WORK INSTRUCTIONS: Within the records that follow, find every line containing the string "America". Copy those lines.

Records that describe figures:
########

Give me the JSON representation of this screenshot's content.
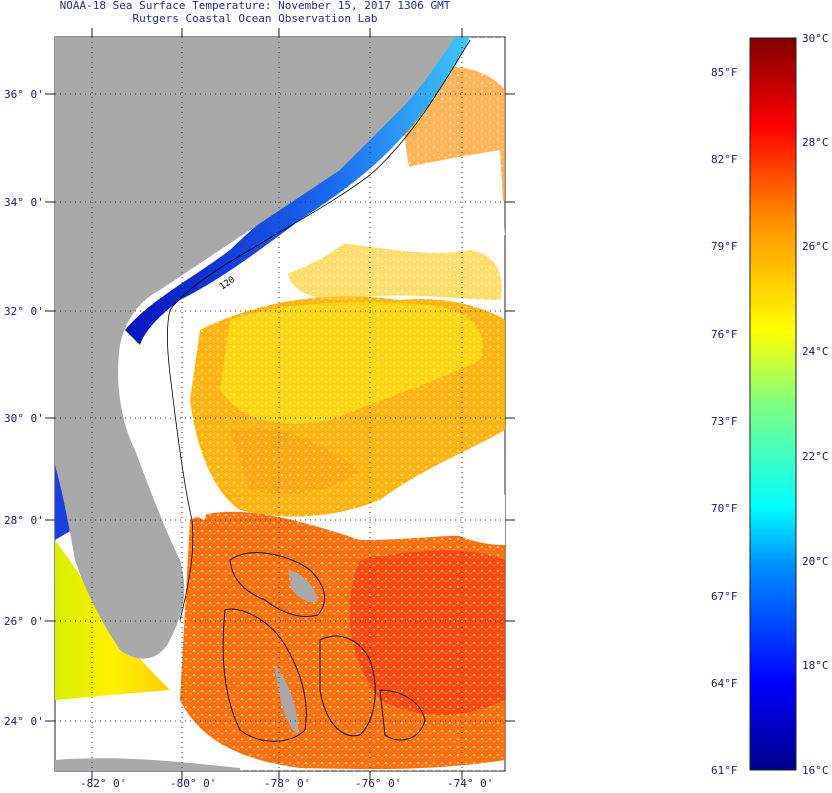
{
  "title_line1": "NOAA-18 Sea Surface Temperature:  November 15, 2017 1306 GMT",
  "title_line2": "Rutgers Coastal Ocean Observation Lab",
  "lat_labels": [
    "36° 0'",
    "34° 0'",
    "32° 0'",
    "30° 0'",
    "28° 0'",
    "26° 0'",
    "24° 0'"
  ],
  "lon_labels": [
    "-82° 0'",
    "-80° 0'",
    "-78° 0'",
    "-76° 0'",
    "-74° 0'"
  ],
  "isobath_label": "120",
  "colorbar": {
    "fahrenheit_labels": [
      "85°F",
      "82°F",
      "79°F",
      "76°F",
      "73°F",
      "70°F",
      "67°F",
      "64°F",
      "61°F"
    ],
    "celsius_labels": [
      "30°C",
      "28°C",
      "26°C",
      "24°C",
      "22°C",
      "20°C",
      "18°C",
      "16°C"
    ],
    "range_c": [
      16,
      30
    ]
  },
  "colors": {
    "land": "#a9a9a9",
    "cold": "#0a2fd8",
    "warm": "#ff4a00",
    "mid": "#ffdc00"
  }
}
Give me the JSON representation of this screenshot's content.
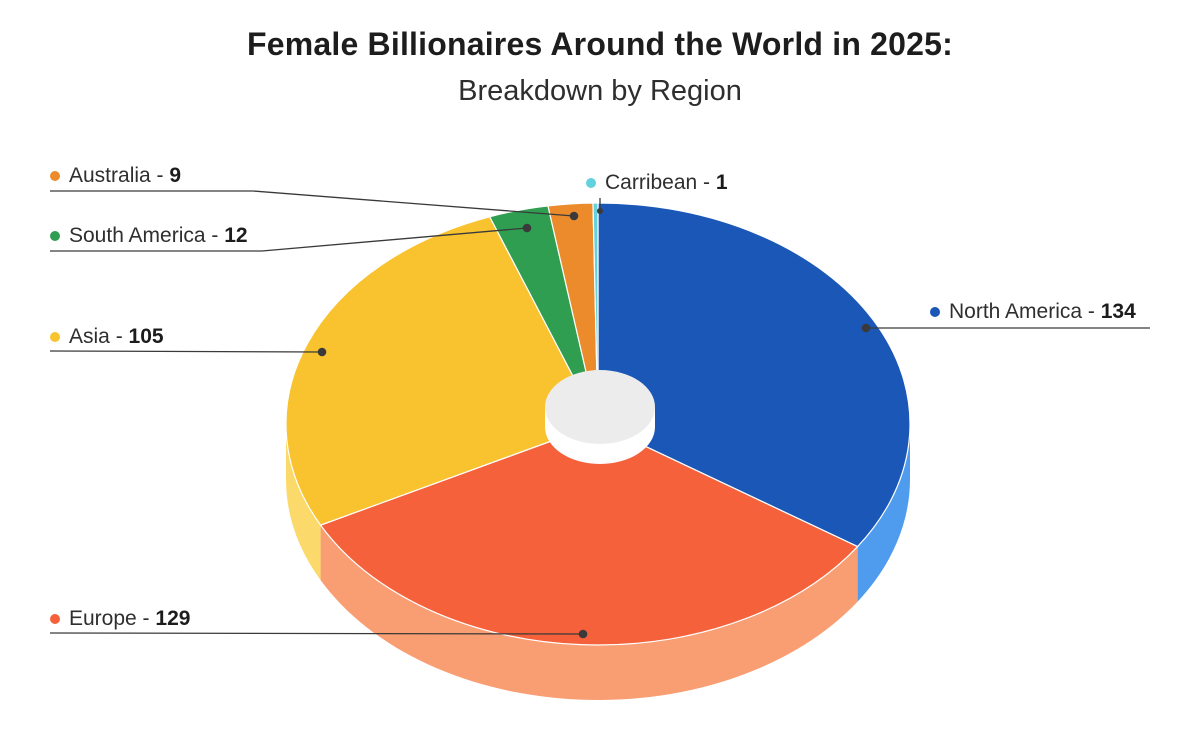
{
  "title": {
    "line1": "Female Billionaires Around the World in 2025:",
    "line2": "Breakdown by Region"
  },
  "labels": {
    "separator": " - "
  },
  "colors": {
    "background": "#ffffff",
    "leader": "#3a3a3a",
    "hole_top": "#ececec",
    "hole_side": "#ffffff",
    "slice_divider": "#ffffff"
  },
  "chart_data": {
    "type": "pie",
    "title": "Female Billionaires Around the World in 2025: Breakdown by Region",
    "direction": "clockwise",
    "start": "top",
    "style": "3d-donut",
    "slices": [
      {
        "name": "North America",
        "value": 134,
        "color": "#1a57b7",
        "side_color": "#4f9cee"
      },
      {
        "name": "Europe",
        "value": 129,
        "color": "#f4613a",
        "side_color": "#f99d72"
      },
      {
        "name": "Asia",
        "value": 105,
        "color": "#f8c32e",
        "side_color": "#fbd96a"
      },
      {
        "name": "South America",
        "value": 12,
        "color": "#2f9e51",
        "side_color": "#6fc48a"
      },
      {
        "name": "Australia",
        "value": 9,
        "color": "#ec8b2c",
        "side_color": "#f4b370"
      },
      {
        "name": "Carribean",
        "value": 1,
        "color": "#63d2de",
        "side_color": "#9fe4ec"
      }
    ]
  }
}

########

REPLY:
        "name": "North America",
        "name": "South America",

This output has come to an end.